◆ GIVEN PROBLEM ◆
Sort through the entries below and pull out lines containing the word "true".

◆ DATA TO PROCESS ◆

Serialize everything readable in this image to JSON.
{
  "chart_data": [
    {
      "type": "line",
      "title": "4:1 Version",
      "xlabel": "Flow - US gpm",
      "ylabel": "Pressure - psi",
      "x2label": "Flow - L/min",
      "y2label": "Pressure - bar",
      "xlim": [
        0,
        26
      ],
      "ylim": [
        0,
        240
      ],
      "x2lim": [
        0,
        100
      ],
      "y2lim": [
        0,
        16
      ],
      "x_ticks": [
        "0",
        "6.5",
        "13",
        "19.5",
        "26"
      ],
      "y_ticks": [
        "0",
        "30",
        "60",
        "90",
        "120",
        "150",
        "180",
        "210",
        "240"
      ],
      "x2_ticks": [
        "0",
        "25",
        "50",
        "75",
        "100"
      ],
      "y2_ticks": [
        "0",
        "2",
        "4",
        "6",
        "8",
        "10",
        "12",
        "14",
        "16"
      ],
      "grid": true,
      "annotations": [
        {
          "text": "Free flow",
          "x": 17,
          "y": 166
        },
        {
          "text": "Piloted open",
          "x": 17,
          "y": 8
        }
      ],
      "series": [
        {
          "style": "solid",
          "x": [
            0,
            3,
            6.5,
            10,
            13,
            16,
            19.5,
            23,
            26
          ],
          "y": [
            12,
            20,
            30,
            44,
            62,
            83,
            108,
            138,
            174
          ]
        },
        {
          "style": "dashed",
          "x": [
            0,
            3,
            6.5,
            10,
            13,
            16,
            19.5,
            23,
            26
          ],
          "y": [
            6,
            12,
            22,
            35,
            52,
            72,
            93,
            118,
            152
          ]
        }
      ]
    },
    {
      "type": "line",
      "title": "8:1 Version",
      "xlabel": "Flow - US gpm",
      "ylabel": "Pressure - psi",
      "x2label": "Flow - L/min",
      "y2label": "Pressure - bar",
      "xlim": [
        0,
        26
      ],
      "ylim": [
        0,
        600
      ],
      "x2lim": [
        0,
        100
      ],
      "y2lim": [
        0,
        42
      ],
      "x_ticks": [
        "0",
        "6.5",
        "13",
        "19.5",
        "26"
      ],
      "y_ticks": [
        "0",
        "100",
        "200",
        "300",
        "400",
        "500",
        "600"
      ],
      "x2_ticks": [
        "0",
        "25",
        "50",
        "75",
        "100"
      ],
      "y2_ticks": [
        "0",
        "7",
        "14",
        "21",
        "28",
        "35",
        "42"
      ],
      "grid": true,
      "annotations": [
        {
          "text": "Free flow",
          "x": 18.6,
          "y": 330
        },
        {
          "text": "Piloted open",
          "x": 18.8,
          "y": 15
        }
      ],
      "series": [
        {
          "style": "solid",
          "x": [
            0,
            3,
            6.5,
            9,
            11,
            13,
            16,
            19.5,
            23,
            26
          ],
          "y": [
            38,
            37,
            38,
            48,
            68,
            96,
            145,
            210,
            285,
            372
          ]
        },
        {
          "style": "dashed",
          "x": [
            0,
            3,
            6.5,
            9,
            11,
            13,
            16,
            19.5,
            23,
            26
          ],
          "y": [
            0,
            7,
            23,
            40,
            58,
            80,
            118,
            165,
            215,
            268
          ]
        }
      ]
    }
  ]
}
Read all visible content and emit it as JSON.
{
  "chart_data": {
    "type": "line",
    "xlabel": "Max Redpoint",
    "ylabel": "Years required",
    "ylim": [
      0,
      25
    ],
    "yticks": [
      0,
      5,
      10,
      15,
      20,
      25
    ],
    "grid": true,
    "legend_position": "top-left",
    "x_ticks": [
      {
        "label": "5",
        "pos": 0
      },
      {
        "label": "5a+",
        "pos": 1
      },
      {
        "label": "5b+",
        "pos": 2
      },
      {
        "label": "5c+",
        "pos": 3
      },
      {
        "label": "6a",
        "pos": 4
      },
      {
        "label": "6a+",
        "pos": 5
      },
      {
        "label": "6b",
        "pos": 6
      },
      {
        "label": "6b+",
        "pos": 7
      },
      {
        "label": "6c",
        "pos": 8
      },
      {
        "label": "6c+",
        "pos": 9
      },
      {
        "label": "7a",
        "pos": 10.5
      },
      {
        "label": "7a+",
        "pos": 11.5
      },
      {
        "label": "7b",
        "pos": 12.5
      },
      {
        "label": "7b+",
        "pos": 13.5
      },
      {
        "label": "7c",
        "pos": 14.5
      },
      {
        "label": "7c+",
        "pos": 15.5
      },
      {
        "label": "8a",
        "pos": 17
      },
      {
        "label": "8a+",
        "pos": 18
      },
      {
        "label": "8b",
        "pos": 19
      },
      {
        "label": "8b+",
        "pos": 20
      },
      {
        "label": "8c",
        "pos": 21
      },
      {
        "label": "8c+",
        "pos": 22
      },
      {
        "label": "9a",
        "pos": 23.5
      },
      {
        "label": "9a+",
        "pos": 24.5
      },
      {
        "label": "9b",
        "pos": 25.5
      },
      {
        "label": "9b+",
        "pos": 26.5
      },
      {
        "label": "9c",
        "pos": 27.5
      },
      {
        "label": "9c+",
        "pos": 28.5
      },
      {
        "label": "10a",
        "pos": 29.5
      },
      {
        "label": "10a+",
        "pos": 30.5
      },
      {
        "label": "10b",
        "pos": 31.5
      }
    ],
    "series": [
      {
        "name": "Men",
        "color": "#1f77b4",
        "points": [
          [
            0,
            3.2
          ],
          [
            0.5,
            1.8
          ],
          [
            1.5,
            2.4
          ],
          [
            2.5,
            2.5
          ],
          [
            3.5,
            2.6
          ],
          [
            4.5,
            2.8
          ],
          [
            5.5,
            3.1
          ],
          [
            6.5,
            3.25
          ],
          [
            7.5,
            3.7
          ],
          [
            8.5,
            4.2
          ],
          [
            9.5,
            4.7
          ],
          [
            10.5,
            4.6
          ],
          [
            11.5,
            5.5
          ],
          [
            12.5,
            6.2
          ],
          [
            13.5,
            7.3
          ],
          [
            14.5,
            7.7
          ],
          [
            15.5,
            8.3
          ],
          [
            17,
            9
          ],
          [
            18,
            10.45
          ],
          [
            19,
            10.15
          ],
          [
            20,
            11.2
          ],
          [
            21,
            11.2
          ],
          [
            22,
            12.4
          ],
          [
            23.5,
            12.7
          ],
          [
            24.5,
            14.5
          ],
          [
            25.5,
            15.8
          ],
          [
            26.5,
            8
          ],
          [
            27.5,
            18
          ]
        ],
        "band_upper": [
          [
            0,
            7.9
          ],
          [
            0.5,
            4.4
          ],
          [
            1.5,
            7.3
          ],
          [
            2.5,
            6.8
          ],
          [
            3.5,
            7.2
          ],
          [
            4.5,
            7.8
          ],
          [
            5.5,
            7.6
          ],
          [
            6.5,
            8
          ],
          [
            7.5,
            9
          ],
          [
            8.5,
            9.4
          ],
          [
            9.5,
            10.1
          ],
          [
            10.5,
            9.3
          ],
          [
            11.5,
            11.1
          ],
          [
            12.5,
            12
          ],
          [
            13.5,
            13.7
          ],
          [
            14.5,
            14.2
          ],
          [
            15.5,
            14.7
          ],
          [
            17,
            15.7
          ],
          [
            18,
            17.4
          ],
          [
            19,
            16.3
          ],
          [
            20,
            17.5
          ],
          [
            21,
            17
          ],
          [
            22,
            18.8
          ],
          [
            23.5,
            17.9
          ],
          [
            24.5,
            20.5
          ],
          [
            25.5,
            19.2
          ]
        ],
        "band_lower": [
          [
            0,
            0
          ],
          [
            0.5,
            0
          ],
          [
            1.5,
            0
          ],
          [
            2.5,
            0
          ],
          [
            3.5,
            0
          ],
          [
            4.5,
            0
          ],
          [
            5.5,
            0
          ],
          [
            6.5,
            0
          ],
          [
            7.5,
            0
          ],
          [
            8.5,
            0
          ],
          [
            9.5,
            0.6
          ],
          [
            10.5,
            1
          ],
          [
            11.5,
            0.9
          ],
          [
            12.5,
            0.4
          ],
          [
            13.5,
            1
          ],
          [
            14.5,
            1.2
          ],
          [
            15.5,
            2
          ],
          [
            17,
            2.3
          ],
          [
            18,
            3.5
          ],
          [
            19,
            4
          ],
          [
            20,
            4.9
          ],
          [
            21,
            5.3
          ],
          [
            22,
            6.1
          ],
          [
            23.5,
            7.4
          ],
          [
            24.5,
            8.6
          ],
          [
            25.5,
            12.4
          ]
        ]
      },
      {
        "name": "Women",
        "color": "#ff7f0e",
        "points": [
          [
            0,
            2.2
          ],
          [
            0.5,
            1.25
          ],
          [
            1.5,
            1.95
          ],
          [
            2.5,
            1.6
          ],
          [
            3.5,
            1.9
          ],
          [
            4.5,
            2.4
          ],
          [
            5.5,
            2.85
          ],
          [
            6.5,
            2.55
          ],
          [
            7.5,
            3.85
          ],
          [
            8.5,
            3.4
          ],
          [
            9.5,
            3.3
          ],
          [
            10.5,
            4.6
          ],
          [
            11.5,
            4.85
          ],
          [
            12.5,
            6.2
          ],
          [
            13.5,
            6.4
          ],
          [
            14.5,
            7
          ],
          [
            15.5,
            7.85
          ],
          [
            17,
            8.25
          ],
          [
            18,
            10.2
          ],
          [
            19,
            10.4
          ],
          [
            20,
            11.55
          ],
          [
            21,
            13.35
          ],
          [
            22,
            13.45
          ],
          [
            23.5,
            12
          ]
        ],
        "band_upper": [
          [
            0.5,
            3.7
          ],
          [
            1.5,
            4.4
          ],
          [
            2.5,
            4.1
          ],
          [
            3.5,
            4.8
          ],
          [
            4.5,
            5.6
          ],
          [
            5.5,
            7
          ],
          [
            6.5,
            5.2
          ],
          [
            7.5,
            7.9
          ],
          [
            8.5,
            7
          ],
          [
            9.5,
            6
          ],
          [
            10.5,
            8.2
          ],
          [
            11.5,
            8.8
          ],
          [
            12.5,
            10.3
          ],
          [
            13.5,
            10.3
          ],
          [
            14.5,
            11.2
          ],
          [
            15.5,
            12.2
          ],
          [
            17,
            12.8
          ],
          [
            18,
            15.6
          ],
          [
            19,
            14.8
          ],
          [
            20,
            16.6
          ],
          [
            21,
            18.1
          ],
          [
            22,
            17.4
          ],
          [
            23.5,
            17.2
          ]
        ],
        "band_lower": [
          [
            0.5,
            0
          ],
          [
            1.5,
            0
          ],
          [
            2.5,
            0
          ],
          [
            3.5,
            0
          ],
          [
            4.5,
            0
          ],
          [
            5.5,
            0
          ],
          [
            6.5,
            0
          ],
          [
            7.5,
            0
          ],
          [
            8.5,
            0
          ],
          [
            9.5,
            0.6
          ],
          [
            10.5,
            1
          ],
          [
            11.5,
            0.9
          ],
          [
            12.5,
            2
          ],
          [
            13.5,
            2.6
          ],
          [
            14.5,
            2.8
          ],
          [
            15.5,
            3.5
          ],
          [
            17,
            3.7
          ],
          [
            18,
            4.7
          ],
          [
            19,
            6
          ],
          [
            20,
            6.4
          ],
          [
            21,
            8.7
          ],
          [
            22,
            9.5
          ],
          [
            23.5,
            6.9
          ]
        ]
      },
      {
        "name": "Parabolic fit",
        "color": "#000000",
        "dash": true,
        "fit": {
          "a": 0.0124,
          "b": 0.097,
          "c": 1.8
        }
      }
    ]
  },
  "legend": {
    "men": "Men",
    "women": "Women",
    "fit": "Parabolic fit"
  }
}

◆ EXERCISE SOLUTION ◆
      "grid": true,
      "grid": true,
    "grid": true,
        "dash": true,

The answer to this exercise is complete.